- Extracted material -
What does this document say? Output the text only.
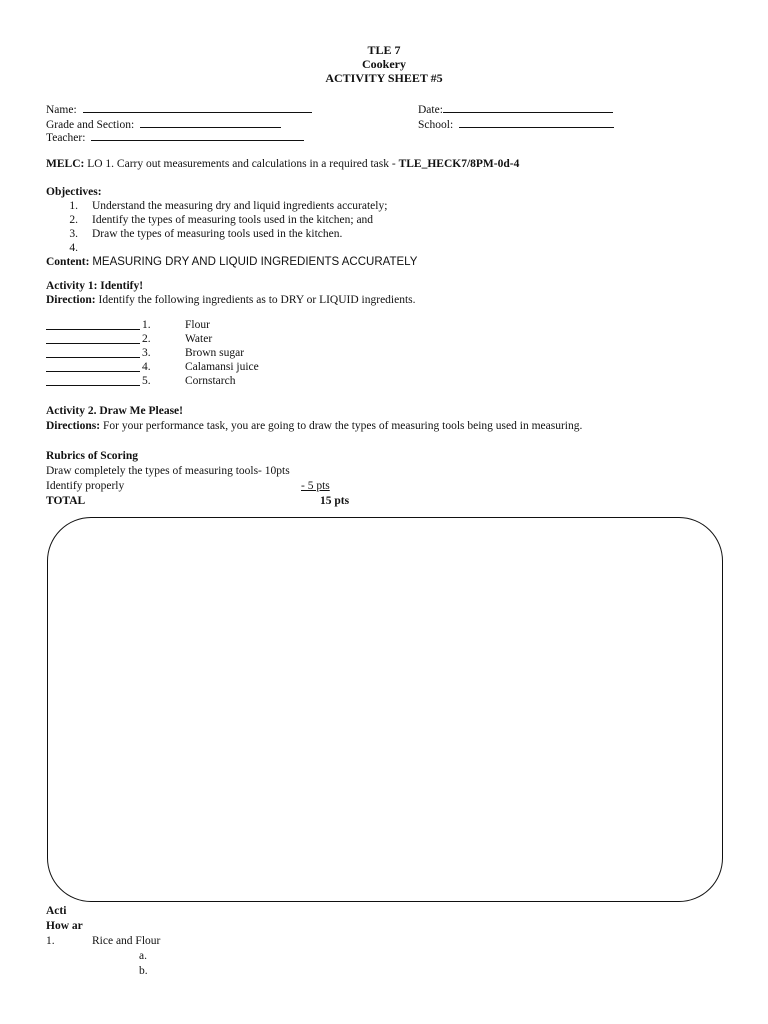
TLE 7
Cookery
ACTIVITY SHEET #5
Name:	Date:
Grade and Section:	School:
Teacher:
MELC: LO 1. Carry out measurements and calculations in a required task - TLE_HECK7/8PM-0d-4
Objectives:
1. Understand the measuring dry and liquid ingredients accurately;
2. Identify the types of measuring tools used in the kitchen; and
3. Draw the types of measuring tools used in the kitchen.
4.
Content: MEASURING DRY AND LIQUID INGREDIENTS ACCURATELY
Activity 1: Identify!
Direction: Identify the following ingredients as to DRY or LIQUID ingredients.
1.	Flour
2.	Water
3.	Brown sugar
4.	Calamansi juice
5.	Cornstarch
Activity 2. Draw Me Please!
Directions: For your performance task, you are going to draw the types of measuring tools being used in measuring.
Rubrics of Scoring
Draw completely the types of measuring tools- 10pts
Identify properly	- 5 pts
TOTAL	15 pts
Acti
How ar
1.	Rice and Flour
a.
b.
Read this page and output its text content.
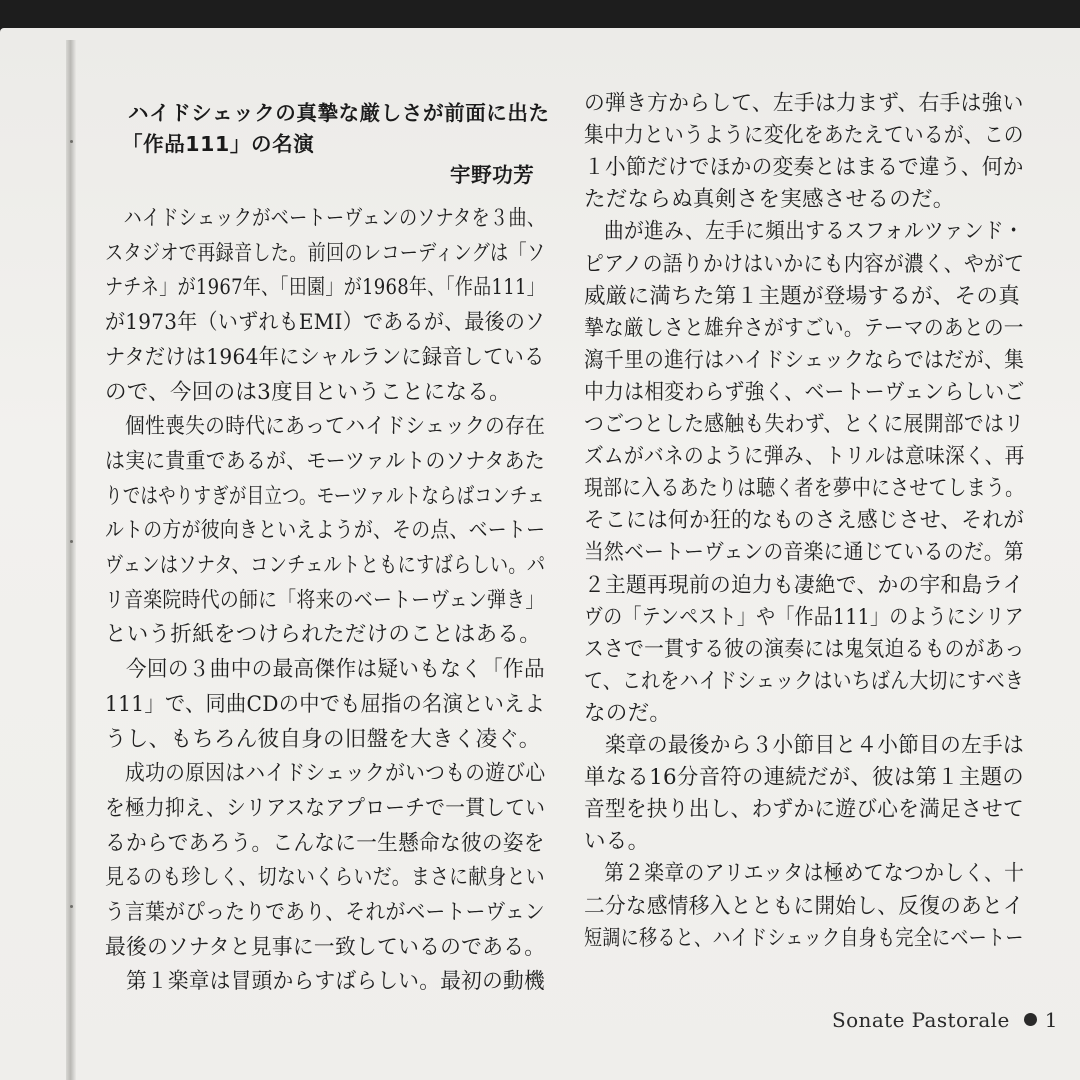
ハイドシェックの真摯な厳しさが前面に出た
「作品111」の名演
宇野功芳
　ハイドシェックがベートーヴェンのソナタを３曲、
スタジオで再録音した。前回のレコーディングは「ソ
ナチネ」が1967年、「田園」が1968年、「作品111」
が1973年（いずれもEMI）であるが、最後のソ
ナタだけは1964年にシャルランに録音している
ので、今回のは3度目ということになる。
　個性喪失の時代にあってハイドシェックの存在
は実に貴重であるが、モーツァルトのソナタあた
りではやりすぎが目立つ。モーツァルトならばコンチェ
ルトの方が彼向きといえようが、その点、ベートー
ヴェンはソナタ、コンチェルトともにすばらしい。パ
リ音楽院時代の師に「将来のベートーヴェン弾き」
という折紙をつけられただけのことはある。
　今回の３曲中の最高傑作は疑いもなく「作品
111」で、同曲CDの中でも屈指の名演といえよ
うし、もちろん彼自身の旧盤を大きく凌ぐ。
　成功の原因はハイドシェックがいつもの遊び心
を極力抑え、シリアスなアプローチで一貫してい
るからであろう。こんなに一生懸命な彼の姿を
見るのも珍しく、切ないくらいだ。まさに献身とい
う言葉がぴったりであり、それがベートーヴェン
最後のソナタと見事に一致しているのである。
　第１楽章は冒頭からすばらしい。最初の動機
の弾き方からして、左手は力まず、右手は強い
集中力というように変化をあたえているが、この
１小節だけでほかの変奏とはまるで違う、何か
ただならぬ真剣さを実感させるのだ。
　曲が進み、左手に頻出するスフォルツァンド・
ピアノの語りかけはいかにも内容が濃く、やがて
威厳に満ちた第１主題が登場するが、その真
摯な厳しさと雄弁さがすごい。テーマのあとの一
瀉千里の進行はハイドシェックならではだが、集
中力は相変わらず強く、ベートーヴェンらしいご
つごつとした感触も失わず、とくに展開部ではリ
ズムがバネのように弾み、トリルは意味深く、再
現部に入るあたりは聴く者を夢中にさせてしまう。
そこには何か狂的なものさえ感じさせ、それが
当然ベートーヴェンの音楽に通じているのだ。第
２主題再現前の迫力も凄絶で、かの宇和島ライ
ヴの「テンペスト」や「作品111」のようにシリア
スさで一貫する彼の演奏には鬼気迫るものがあっ
て、これをハイドシェックはいちばん大切にすべき
なのだ。
　楽章の最後から３小節目と４小節目の左手は
単なる16分音符の連続だが、彼は第１主題の
音型を抉り出し、わずかに遊び心を満足させて
いる。
　第２楽章のアリエッタは極めてなつかしく、十
二分な感情移入とともに開始し、反復のあとイ
短調に移ると、ハイドシェック自身も完全にベートー
Sonate Pastorale 1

- Instructions to follow -
List the lines of the entries that include "this".

- Response to the task -
What does this document say? Output the text only.
Read this page and output its text content.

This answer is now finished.